GOAL OF THE EXERCISE: Check every line of the entries for "will", and copy the lines that hold it.

>> begin DATA SHOWN

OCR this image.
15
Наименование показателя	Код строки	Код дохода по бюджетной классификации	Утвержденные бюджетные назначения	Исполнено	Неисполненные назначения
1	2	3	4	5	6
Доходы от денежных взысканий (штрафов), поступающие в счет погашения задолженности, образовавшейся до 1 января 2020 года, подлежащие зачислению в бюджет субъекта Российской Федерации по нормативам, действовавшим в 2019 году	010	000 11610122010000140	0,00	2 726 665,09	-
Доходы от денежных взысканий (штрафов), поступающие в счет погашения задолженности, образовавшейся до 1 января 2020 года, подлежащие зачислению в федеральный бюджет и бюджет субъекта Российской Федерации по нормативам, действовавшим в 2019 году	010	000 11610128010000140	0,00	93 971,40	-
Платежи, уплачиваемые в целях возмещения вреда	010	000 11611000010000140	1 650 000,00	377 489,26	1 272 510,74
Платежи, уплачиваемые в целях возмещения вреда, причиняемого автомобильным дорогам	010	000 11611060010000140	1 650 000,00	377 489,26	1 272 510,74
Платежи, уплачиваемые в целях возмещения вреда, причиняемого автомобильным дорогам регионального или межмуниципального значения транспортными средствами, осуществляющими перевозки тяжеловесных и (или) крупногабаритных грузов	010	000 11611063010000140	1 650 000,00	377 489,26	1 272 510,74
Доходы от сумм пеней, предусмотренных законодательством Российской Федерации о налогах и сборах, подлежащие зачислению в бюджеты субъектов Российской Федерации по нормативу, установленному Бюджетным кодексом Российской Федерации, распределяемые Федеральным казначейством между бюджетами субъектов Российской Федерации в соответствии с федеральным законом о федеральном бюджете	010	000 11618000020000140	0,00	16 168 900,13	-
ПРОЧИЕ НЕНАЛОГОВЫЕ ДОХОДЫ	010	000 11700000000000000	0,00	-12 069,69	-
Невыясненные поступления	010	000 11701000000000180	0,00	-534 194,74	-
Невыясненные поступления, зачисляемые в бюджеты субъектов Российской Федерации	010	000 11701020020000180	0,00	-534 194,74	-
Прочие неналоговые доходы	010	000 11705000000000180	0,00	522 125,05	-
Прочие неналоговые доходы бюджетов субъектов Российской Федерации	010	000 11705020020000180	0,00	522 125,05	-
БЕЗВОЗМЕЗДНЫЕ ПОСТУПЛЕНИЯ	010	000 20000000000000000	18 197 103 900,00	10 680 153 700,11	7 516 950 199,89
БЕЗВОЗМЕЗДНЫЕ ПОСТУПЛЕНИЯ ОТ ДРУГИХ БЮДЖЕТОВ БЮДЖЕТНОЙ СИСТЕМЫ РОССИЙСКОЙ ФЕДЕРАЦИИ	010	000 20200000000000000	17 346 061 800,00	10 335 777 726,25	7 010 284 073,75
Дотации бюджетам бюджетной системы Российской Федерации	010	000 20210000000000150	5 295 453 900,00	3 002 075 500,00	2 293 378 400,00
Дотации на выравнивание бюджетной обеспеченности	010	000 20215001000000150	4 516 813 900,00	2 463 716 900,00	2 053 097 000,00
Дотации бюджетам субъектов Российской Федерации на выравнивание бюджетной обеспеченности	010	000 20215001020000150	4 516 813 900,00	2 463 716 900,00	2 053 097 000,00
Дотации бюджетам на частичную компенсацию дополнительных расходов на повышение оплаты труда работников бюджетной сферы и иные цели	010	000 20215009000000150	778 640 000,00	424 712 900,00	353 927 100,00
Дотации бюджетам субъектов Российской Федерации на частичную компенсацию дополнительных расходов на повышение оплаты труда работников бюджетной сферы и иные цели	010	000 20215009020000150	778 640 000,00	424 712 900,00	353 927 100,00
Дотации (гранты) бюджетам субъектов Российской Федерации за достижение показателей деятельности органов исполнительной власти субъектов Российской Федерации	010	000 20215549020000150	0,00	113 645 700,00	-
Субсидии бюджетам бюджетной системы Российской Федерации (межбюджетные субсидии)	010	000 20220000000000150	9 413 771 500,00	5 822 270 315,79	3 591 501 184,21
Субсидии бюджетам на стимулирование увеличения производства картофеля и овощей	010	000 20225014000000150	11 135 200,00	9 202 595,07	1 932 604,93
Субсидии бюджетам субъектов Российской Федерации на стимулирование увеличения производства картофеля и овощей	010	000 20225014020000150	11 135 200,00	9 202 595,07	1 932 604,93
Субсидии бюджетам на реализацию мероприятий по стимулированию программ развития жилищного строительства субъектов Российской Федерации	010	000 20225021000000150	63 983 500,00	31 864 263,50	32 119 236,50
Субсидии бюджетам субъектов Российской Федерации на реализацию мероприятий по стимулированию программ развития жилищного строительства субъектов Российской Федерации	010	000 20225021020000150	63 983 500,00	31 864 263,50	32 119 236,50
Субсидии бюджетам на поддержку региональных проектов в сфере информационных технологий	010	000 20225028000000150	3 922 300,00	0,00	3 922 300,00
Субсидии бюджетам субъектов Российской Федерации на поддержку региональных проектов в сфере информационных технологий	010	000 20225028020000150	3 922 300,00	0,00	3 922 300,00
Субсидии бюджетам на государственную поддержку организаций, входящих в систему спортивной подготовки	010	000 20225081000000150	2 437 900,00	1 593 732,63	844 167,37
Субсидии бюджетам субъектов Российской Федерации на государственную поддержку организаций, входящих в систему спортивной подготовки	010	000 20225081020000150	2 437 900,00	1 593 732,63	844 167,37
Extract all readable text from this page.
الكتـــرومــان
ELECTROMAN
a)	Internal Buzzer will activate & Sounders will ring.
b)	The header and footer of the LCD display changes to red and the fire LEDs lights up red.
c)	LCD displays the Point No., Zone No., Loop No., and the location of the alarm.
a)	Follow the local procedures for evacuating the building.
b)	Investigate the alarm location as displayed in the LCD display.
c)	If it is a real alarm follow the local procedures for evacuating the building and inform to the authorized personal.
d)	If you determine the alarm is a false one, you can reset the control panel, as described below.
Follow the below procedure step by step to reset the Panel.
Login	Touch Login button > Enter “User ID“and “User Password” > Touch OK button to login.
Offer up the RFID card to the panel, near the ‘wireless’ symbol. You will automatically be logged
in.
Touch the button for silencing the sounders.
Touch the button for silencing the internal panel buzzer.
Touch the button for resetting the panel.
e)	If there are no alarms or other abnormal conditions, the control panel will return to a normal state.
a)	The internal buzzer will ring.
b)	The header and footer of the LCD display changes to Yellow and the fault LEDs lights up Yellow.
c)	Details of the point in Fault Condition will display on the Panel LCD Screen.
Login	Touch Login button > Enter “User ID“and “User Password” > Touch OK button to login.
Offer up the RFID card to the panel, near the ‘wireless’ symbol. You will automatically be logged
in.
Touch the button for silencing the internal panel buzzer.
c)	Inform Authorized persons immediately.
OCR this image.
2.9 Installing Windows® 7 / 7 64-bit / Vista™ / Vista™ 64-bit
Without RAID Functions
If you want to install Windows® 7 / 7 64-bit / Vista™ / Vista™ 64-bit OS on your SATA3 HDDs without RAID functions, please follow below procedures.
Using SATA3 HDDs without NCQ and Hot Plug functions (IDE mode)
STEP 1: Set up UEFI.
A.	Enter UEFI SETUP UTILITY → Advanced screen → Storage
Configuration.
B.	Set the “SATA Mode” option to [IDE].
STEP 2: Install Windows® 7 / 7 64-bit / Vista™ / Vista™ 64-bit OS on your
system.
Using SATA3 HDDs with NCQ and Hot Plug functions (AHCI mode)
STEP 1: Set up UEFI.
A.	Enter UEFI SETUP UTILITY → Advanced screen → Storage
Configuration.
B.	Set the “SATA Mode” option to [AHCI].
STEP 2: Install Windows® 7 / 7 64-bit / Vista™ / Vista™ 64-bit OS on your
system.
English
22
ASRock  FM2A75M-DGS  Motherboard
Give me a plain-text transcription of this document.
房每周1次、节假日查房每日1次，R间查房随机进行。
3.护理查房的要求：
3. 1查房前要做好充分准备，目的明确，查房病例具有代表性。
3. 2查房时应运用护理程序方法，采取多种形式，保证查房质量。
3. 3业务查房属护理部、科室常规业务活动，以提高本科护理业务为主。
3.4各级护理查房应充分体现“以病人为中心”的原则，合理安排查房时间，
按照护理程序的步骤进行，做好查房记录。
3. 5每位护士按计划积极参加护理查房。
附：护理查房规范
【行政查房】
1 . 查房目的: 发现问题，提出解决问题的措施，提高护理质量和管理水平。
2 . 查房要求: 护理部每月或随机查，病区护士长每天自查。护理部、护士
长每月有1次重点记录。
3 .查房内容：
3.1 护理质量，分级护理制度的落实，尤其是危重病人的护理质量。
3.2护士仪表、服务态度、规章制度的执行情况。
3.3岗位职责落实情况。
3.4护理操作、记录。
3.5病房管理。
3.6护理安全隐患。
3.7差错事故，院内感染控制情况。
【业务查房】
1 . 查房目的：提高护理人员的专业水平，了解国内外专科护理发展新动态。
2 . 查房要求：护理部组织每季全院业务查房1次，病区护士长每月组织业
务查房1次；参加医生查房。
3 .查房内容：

>> end DATA SHOWN

SOLUTION TO THIS TASK:
a)	Internal Buzzer will activate & Sounders will ring.
Offer up the RFID card to the panel, near the ‘wireless’ symbol. You will automatically be logged
e)	If there are no alarms or other abnormal conditions, the control panel will return to a normal state.
a)	The internal buzzer will ring.
c)	Details of the point in Fault Condition will display on the Panel LCD Screen.
Offer up the RFID card to the panel, near the ‘wireless’ symbol. You will automatically be logged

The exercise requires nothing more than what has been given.